-- begin DATA LISTING --

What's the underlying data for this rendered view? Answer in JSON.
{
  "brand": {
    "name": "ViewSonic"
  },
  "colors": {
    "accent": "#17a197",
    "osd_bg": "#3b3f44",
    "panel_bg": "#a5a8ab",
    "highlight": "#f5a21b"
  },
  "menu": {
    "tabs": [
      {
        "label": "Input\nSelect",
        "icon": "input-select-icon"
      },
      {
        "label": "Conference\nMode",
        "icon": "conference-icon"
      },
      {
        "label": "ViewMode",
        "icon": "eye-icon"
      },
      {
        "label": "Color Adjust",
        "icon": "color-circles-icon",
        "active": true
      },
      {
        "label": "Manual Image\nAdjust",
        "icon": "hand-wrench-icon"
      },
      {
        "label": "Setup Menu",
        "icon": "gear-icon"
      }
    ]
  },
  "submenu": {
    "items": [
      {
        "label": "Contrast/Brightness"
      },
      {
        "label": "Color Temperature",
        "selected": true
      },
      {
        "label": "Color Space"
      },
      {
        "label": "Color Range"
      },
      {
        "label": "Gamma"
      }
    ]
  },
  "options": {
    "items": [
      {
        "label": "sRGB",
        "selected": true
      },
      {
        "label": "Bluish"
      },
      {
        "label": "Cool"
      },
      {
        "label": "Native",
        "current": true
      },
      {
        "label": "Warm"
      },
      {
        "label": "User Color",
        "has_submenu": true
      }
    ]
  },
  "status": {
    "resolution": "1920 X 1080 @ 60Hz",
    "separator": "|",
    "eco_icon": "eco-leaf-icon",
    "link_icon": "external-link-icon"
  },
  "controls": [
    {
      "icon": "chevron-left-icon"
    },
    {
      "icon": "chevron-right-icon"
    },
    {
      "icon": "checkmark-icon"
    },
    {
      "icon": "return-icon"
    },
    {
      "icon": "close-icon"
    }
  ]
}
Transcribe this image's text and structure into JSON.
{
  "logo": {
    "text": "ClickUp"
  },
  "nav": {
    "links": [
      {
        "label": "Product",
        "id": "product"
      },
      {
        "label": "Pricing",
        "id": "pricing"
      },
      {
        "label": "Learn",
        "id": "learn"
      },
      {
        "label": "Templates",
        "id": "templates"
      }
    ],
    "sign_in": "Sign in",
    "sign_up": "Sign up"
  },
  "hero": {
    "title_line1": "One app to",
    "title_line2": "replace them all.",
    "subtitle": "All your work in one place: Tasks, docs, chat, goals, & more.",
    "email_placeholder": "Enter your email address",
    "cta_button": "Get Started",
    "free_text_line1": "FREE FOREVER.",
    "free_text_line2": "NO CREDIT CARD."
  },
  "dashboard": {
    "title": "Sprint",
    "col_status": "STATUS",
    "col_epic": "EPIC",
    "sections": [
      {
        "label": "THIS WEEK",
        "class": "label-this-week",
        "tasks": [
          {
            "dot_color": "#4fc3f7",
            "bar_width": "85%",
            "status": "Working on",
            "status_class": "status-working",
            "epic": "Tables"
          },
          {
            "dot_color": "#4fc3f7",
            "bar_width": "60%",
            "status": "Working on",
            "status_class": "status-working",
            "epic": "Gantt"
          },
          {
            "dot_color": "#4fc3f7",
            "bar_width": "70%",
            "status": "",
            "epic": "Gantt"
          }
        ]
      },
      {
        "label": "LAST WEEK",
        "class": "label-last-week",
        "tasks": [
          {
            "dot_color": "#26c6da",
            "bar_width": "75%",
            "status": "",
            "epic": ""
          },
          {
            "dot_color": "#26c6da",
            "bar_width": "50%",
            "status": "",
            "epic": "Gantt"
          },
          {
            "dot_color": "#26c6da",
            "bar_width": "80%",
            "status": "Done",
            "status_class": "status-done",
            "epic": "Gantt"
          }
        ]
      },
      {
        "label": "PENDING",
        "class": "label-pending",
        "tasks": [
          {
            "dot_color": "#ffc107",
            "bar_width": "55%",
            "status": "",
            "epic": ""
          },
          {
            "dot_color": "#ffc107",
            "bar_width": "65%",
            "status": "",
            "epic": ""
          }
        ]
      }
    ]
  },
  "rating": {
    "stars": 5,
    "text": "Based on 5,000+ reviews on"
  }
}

-- end DATA LISTING --

> _SHORT PROBLEM_
List every line in the records above that contains the word "true".

> _ANSWER FOR THE TASK_
        "active": true
        "selected": true
        "selected": true
        "current": true
        "has_submenu": true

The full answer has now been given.